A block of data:
▼

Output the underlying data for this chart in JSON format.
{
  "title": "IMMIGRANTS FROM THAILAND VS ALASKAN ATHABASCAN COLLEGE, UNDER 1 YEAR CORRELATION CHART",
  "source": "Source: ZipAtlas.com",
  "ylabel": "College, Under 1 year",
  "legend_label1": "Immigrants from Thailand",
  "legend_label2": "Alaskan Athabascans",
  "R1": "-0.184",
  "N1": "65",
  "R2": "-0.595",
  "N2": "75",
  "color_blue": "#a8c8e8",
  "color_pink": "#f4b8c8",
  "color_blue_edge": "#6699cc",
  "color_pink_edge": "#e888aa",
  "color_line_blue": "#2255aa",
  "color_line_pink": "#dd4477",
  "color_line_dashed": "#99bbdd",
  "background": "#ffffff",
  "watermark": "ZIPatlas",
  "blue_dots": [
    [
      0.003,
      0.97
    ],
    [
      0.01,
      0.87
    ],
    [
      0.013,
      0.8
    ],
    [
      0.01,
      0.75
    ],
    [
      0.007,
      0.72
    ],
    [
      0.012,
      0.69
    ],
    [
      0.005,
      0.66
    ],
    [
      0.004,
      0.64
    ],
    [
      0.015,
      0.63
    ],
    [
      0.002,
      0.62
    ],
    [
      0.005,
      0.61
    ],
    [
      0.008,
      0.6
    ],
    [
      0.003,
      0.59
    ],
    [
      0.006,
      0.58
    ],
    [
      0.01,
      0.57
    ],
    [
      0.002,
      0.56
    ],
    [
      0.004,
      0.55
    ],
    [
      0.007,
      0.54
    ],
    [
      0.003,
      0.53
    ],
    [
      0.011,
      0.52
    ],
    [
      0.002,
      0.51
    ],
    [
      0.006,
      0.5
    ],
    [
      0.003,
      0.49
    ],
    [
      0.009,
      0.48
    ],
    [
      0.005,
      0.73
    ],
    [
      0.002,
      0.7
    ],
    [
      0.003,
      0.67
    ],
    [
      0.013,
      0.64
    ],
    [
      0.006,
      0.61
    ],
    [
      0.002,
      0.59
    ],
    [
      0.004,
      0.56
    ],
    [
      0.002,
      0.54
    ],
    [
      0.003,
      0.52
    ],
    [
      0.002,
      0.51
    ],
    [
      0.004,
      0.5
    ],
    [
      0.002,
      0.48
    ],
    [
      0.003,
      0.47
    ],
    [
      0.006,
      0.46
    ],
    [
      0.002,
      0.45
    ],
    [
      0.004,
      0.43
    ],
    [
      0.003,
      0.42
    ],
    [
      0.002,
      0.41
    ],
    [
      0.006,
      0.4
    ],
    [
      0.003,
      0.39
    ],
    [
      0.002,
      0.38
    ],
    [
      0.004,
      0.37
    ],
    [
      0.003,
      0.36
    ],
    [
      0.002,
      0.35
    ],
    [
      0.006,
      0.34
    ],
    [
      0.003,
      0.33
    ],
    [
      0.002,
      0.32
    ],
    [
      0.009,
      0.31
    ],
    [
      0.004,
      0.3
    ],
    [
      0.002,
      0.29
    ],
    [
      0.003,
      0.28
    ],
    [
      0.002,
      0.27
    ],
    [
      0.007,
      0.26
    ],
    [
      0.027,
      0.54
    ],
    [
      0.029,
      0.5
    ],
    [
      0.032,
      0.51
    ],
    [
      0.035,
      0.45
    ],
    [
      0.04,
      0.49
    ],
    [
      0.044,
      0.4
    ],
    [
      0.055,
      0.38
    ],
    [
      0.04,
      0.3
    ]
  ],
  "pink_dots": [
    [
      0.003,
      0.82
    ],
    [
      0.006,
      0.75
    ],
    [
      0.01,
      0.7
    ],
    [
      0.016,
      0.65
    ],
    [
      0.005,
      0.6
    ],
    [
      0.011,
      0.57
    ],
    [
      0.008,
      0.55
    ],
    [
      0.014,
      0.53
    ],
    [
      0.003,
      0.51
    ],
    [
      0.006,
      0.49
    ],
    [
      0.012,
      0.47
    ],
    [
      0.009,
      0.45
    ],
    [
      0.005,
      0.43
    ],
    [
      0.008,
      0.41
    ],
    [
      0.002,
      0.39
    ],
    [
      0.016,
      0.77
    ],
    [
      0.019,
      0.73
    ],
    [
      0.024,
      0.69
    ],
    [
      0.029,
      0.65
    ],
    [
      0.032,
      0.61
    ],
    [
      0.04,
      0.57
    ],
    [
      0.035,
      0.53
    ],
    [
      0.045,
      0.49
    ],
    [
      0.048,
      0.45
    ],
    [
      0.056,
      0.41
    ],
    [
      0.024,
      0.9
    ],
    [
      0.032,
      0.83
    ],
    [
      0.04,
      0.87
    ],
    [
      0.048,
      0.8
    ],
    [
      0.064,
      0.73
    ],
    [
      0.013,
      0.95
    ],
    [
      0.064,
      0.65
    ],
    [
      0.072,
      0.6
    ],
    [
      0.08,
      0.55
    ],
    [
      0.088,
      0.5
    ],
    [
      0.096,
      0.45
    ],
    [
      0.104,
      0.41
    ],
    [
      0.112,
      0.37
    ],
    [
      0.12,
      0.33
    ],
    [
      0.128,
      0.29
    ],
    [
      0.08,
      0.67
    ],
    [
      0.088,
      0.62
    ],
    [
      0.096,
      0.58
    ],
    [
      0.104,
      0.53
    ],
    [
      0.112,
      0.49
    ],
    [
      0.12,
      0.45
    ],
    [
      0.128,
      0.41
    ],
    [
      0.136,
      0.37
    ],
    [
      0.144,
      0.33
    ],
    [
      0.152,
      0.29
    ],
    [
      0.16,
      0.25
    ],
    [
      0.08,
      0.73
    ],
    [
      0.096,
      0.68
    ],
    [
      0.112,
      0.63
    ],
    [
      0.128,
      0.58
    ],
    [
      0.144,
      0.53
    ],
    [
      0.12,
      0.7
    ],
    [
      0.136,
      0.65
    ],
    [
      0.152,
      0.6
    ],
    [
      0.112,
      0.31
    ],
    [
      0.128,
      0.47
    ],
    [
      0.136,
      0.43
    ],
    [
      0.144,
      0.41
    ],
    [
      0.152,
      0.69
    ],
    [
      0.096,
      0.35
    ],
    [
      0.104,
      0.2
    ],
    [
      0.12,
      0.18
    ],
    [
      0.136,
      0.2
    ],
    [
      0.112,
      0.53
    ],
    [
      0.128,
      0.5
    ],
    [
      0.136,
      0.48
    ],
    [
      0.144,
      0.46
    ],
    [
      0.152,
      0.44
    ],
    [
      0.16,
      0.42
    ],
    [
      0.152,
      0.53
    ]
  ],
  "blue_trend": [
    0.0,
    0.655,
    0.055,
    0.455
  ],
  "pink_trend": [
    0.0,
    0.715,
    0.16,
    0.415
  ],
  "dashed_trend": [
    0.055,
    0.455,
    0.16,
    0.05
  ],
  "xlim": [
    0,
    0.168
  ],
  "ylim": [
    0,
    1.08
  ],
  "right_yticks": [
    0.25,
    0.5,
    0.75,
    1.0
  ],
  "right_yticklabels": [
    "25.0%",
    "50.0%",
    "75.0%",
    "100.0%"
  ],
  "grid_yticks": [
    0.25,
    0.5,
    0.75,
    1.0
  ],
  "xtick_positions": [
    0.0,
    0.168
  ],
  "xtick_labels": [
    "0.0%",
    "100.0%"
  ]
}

▲

(YOUR OBJECTIVE):
Restate the data above word for word.

(ANSWER TO THE PROBLEM):
Output the underlying data for this chart in JSON format.
{
  "title": "IMMIGRANTS FROM THAILAND VS ALASKAN ATHABASCAN COLLEGE, UNDER 1 YEAR CORRELATION CHART",
  "source": "Source: ZipAtlas.com",
  "ylabel": "College, Under 1 year",
  "legend_label1": "Immigrants from Thailand",
  "legend_label2": "Alaskan Athabascans",
  "R1": "-0.184",
  "N1": "65",
  "R2": "-0.595",
  "N2": "75",
  "color_blue": "#a8c8e8",
  "color_pink": "#f4b8c8",
  "color_blue_edge": "#6699cc",
  "color_pink_edge": "#e888aa",
  "color_line_blue": "#2255aa",
  "color_line_pink": "#dd4477",
  "color_line_dashed": "#99bbdd",
  "background": "#ffffff",
  "watermark": "ZIPatlas",
  "blue_dots": [
    [
      0.003,
      0.97
    ],
    [
      0.01,
      0.87
    ],
    [
      0.013,
      0.8
    ],
    [
      0.01,
      0.75
    ],
    [
      0.007,
      0.72
    ],
    [
      0.012,
      0.69
    ],
    [
      0.005,
      0.66
    ],
    [
      0.004,
      0.64
    ],
    [
      0.015,
      0.63
    ],
    [
      0.002,
      0.62
    ],
    [
      0.005,
      0.61
    ],
    [
      0.008,
      0.6
    ],
    [
      0.003,
      0.59
    ],
    [
      0.006,
      0.58
    ],
    [
      0.01,
      0.57
    ],
    [
      0.002,
      0.56
    ],
    [
      0.004,
      0.55
    ],
    [
      0.007,
      0.54
    ],
    [
      0.003,
      0.53
    ],
    [
      0.011,
      0.52
    ],
    [
      0.002,
      0.51
    ],
    [
      0.006,
      0.5
    ],
    [
      0.003,
      0.49
    ],
    [
      0.009,
      0.48
    ],
    [
      0.005,
      0.73
    ],
    [
      0.002,
      0.7
    ],
    [
      0.003,
      0.67
    ],
    [
      0.013,
      0.64
    ],
    [
      0.006,
      0.61
    ],
    [
      0.002,
      0.59
    ],
    [
      0.004,
      0.56
    ],
    [
      0.002,
      0.54
    ],
    [
      0.003,
      0.52
    ],
    [
      0.002,
      0.51
    ],
    [
      0.004,
      0.5
    ],
    [
      0.002,
      0.48
    ],
    [
      0.003,
      0.47
    ],
    [
      0.006,
      0.46
    ],
    [
      0.002,
      0.45
    ],
    [
      0.004,
      0.43
    ],
    [
      0.003,
      0.42
    ],
    [
      0.002,
      0.41
    ],
    [
      0.006,
      0.4
    ],
    [
      0.003,
      0.39
    ],
    [
      0.002,
      0.38
    ],
    [
      0.004,
      0.37
    ],
    [
      0.003,
      0.36
    ],
    [
      0.002,
      0.35
    ],
    [
      0.006,
      0.34
    ],
    [
      0.003,
      0.33
    ],
    [
      0.002,
      0.32
    ],
    [
      0.009,
      0.31
    ],
    [
      0.004,
      0.3
    ],
    [
      0.002,
      0.29
    ],
    [
      0.003,
      0.28
    ],
    [
      0.002,
      0.27
    ],
    [
      0.007,
      0.26
    ],
    [
      0.027,
      0.54
    ],
    [
      0.029,
      0.5
    ],
    [
      0.032,
      0.51
    ],
    [
      0.035,
      0.45
    ],
    [
      0.04,
      0.49
    ],
    [
      0.044,
      0.4
    ],
    [
      0.055,
      0.38
    ],
    [
      0.04,
      0.3
    ]
  ],
  "pink_dots": [
    [
      0.003,
      0.82
    ],
    [
      0.006,
      0.75
    ],
    [
      0.01,
      0.7
    ],
    [
      0.016,
      0.65
    ],
    [
      0.005,
      0.6
    ],
    [
      0.011,
      0.57
    ],
    [
      0.008,
      0.55
    ],
    [
      0.014,
      0.53
    ],
    [
      0.003,
      0.51
    ],
    [
      0.006,
      0.49
    ],
    [
      0.012,
      0.47
    ],
    [
      0.009,
      0.45
    ],
    [
      0.005,
      0.43
    ],
    [
      0.008,
      0.41
    ],
    [
      0.002,
      0.39
    ],
    [
      0.016,
      0.77
    ],
    [
      0.019,
      0.73
    ],
    [
      0.024,
      0.69
    ],
    [
      0.029,
      0.65
    ],
    [
      0.032,
      0.61
    ],
    [
      0.04,
      0.57
    ],
    [
      0.035,
      0.53
    ],
    [
      0.045,
      0.49
    ],
    [
      0.048,
      0.45
    ],
    [
      0.056,
      0.41
    ],
    [
      0.024,
      0.9
    ],
    [
      0.032,
      0.83
    ],
    [
      0.04,
      0.87
    ],
    [
      0.048,
      0.8
    ],
    [
      0.064,
      0.73
    ],
    [
      0.013,
      0.95
    ],
    [
      0.064,
      0.65
    ],
    [
      0.072,
      0.6
    ],
    [
      0.08,
      0.55
    ],
    [
      0.088,
      0.5
    ],
    [
      0.096,
      0.45
    ],
    [
      0.104,
      0.41
    ],
    [
      0.112,
      0.37
    ],
    [
      0.12,
      0.33
    ],
    [
      0.128,
      0.29
    ],
    [
      0.08,
      0.67
    ],
    [
      0.088,
      0.62
    ],
    [
      0.096,
      0.58
    ],
    [
      0.104,
      0.53
    ],
    [
      0.112,
      0.49
    ],
    [
      0.12,
      0.45
    ],
    [
      0.128,
      0.41
    ],
    [
      0.136,
      0.37
    ],
    [
      0.144,
      0.33
    ],
    [
      0.152,
      0.29
    ],
    [
      0.16,
      0.25
    ],
    [
      0.08,
      0.73
    ],
    [
      0.096,
      0.68
    ],
    [
      0.112,
      0.63
    ],
    [
      0.128,
      0.58
    ],
    [
      0.144,
      0.53
    ],
    [
      0.12,
      0.7
    ],
    [
      0.136,
      0.65
    ],
    [
      0.152,
      0.6
    ],
    [
      0.112,
      0.31
    ],
    [
      0.128,
      0.47
    ],
    [
      0.136,
      0.43
    ],
    [
      0.144,
      0.41
    ],
    [
      0.152,
      0.69
    ],
    [
      0.096,
      0.35
    ],
    [
      0.104,
      0.2
    ],
    [
      0.12,
      0.18
    ],
    [
      0.136,
      0.2
    ],
    [
      0.112,
      0.53
    ],
    [
      0.128,
      0.5
    ],
    [
      0.136,
      0.48
    ],
    [
      0.144,
      0.46
    ],
    [
      0.152,
      0.44
    ],
    [
      0.16,
      0.42
    ],
    [
      0.152,
      0.53
    ]
  ],
  "blue_trend": [
    0.0,
    0.655,
    0.055,
    0.455
  ],
  "pink_trend": [
    0.0,
    0.715,
    0.16,
    0.415
  ],
  "dashed_trend": [
    0.055,
    0.455,
    0.16,
    0.05
  ],
  "xlim": [
    0,
    0.168
  ],
  "ylim": [
    0,
    1.08
  ],
  "right_yticks": [
    0.25,
    0.5,
    0.75,
    1.0
  ],
  "right_yticklabels": [
    "25.0%",
    "50.0%",
    "75.0%",
    "100.0%"
  ],
  "grid_yticks": [
    0.25,
    0.5,
    0.75,
    1.0
  ],
  "xtick_positions": [
    0.0,
    0.168
  ],
  "xtick_labels": [
    "0.0%",
    "100.0%"
  ]
}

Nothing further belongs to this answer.